Exercise aim —
Gather all lines in the data that hold the string "Previous".

○ ○ ○ ○

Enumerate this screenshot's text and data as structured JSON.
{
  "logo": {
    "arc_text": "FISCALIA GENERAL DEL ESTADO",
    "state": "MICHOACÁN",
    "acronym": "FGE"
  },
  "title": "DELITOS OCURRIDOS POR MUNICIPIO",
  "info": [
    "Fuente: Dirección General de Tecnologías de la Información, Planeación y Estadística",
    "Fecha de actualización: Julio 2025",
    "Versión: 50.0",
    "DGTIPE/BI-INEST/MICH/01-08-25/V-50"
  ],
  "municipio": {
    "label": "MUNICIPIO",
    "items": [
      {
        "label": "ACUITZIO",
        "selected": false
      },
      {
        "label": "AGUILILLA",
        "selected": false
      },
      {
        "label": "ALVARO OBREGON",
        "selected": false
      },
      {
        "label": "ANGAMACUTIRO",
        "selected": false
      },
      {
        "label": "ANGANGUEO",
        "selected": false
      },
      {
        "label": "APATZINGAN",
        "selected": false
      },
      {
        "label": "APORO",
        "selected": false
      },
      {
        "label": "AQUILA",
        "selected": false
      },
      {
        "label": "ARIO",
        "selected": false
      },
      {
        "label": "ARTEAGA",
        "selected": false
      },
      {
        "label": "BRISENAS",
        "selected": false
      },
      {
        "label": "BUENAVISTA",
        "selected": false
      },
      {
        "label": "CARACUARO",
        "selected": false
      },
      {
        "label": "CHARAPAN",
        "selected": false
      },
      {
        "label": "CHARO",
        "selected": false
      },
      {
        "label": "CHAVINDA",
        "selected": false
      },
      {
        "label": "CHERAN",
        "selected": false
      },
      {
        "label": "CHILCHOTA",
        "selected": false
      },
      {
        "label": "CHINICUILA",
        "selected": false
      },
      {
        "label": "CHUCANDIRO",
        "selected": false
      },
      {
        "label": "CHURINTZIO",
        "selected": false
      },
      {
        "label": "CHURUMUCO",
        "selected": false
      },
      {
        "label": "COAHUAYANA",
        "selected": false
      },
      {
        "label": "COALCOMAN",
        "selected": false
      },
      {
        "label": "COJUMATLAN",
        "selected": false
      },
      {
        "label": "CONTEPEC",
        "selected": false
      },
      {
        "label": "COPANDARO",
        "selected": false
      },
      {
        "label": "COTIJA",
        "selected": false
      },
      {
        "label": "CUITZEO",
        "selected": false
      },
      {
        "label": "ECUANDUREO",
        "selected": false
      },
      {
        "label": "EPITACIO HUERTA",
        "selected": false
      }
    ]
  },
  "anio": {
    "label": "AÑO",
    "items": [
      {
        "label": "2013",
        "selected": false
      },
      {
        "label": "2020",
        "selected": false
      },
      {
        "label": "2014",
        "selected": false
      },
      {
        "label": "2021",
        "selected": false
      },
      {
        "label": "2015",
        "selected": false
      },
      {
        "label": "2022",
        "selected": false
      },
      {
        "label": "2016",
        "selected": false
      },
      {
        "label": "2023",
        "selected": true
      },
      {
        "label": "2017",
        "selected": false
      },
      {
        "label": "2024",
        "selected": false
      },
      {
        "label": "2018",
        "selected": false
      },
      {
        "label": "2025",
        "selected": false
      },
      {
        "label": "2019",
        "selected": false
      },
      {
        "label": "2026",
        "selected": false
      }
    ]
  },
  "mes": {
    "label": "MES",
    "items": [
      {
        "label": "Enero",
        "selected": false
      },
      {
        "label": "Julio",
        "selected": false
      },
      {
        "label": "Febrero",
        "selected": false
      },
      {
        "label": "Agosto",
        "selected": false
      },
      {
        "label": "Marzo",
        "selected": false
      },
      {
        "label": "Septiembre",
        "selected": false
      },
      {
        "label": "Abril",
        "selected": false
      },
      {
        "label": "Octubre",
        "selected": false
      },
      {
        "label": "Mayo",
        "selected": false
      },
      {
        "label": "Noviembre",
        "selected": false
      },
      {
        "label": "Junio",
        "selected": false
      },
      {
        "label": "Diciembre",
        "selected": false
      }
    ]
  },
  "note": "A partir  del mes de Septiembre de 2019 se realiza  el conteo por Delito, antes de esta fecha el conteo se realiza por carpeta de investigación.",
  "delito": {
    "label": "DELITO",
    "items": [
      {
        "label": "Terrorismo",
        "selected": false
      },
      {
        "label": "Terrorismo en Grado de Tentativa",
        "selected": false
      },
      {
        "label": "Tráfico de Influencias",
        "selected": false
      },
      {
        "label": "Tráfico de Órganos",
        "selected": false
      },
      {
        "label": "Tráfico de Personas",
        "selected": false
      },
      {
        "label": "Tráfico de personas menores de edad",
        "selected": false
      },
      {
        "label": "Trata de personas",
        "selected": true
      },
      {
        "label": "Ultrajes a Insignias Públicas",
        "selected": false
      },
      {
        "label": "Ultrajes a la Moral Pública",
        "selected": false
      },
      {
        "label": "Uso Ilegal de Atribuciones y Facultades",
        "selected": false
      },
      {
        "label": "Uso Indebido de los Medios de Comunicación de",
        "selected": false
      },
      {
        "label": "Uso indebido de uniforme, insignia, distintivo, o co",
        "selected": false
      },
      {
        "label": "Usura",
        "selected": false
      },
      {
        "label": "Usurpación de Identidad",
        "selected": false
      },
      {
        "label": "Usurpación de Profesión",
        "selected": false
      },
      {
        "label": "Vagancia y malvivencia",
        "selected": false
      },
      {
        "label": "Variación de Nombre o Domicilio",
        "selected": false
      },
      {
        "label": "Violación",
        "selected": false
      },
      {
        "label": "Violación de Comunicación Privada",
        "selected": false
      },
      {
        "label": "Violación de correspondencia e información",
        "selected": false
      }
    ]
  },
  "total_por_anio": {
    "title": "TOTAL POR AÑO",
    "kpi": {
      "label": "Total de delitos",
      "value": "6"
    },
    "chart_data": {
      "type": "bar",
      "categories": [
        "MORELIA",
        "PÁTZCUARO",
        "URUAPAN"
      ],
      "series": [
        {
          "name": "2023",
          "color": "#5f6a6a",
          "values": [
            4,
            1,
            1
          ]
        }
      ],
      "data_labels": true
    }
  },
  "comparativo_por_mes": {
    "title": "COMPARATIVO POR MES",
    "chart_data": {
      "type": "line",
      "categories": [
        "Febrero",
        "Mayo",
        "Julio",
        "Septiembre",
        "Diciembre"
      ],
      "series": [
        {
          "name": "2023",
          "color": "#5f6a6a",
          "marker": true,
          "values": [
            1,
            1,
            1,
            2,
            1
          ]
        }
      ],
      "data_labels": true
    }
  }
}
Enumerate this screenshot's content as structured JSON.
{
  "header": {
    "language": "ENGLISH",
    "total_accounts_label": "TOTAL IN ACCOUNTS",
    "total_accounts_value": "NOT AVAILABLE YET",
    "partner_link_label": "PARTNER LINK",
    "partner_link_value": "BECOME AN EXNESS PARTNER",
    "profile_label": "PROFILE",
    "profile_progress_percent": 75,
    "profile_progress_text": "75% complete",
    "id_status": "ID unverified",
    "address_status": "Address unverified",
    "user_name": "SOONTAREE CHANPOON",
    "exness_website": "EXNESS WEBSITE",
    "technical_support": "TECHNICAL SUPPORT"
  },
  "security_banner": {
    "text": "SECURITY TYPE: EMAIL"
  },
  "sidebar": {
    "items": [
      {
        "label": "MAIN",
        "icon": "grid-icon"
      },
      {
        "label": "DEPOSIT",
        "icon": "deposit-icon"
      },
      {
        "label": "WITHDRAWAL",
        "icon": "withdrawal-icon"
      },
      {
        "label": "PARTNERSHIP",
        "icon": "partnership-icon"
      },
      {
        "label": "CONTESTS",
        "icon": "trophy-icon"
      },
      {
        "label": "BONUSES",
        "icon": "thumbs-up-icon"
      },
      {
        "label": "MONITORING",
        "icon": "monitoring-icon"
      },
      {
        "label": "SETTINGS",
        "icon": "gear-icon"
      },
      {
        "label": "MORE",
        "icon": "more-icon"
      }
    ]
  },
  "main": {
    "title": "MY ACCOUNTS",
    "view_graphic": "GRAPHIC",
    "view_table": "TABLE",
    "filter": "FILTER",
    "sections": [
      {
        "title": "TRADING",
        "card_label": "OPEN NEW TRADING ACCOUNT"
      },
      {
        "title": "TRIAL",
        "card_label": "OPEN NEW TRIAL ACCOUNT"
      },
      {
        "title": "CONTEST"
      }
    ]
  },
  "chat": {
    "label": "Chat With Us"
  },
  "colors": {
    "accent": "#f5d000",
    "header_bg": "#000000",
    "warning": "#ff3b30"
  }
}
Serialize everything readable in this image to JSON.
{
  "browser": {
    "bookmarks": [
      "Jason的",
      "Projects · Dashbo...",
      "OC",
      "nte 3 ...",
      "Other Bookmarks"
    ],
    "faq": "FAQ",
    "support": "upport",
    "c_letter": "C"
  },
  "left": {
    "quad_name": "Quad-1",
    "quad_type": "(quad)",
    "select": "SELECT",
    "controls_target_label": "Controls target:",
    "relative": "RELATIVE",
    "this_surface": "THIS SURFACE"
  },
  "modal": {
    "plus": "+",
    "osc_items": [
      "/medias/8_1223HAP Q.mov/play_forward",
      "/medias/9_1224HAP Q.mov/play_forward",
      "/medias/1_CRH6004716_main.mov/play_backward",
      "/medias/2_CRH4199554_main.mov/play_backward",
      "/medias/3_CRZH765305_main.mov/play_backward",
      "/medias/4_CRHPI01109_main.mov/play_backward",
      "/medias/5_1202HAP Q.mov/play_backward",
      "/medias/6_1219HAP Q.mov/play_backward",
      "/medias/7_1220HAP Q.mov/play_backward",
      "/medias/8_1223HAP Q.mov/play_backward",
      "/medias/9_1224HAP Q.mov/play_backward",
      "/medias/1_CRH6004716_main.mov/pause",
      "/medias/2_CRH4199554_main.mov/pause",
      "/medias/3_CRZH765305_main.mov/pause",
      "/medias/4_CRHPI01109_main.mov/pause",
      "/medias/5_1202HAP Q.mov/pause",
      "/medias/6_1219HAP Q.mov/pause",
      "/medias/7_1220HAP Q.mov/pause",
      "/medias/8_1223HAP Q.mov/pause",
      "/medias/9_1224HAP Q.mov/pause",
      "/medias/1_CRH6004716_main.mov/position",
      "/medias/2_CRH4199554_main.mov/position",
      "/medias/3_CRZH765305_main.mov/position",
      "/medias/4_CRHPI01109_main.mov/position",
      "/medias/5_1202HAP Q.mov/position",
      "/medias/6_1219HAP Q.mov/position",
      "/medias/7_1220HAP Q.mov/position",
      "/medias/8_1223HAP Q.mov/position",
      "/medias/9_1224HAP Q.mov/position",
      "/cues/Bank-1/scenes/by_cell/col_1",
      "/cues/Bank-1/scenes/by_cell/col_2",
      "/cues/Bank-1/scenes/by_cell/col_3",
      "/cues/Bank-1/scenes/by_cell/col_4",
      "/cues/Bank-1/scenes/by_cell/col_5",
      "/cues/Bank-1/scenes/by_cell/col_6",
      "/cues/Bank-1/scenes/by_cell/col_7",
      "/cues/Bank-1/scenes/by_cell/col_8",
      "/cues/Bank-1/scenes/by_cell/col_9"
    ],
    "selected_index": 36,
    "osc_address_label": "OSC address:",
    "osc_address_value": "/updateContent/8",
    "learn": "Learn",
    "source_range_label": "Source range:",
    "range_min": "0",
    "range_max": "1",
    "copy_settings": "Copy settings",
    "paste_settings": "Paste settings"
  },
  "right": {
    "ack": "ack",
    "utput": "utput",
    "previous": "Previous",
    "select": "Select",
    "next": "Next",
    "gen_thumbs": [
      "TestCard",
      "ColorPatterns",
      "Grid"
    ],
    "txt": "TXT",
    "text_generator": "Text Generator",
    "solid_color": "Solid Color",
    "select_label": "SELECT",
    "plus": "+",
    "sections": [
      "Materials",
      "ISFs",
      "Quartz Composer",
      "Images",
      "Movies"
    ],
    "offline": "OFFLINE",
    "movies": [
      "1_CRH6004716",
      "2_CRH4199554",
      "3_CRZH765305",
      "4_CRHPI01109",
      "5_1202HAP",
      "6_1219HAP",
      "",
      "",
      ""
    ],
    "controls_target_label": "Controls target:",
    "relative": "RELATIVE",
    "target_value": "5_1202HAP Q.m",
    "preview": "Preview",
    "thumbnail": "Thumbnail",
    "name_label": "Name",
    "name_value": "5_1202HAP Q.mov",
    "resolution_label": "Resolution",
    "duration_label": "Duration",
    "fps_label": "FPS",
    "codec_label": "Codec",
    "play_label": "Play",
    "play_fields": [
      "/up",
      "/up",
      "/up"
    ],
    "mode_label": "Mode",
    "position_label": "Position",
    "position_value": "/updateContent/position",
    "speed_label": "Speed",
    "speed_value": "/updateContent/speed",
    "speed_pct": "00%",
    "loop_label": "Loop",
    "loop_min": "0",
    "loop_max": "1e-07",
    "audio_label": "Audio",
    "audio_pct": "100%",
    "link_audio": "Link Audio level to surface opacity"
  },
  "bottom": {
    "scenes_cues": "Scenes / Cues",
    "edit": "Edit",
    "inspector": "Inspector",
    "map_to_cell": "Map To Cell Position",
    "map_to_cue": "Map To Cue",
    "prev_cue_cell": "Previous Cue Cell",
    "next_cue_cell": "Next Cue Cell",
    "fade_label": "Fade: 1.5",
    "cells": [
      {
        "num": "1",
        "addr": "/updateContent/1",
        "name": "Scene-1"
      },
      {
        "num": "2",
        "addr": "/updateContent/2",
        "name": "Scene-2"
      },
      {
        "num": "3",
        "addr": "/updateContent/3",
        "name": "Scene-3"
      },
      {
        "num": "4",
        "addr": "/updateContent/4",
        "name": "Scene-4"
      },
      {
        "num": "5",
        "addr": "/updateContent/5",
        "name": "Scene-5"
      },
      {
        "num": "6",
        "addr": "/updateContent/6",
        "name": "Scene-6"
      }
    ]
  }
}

○ ○ ○ ○

Response to the task —
    "previous": "Previous",
    "prev_cue_cell": "Previous Cue Cell",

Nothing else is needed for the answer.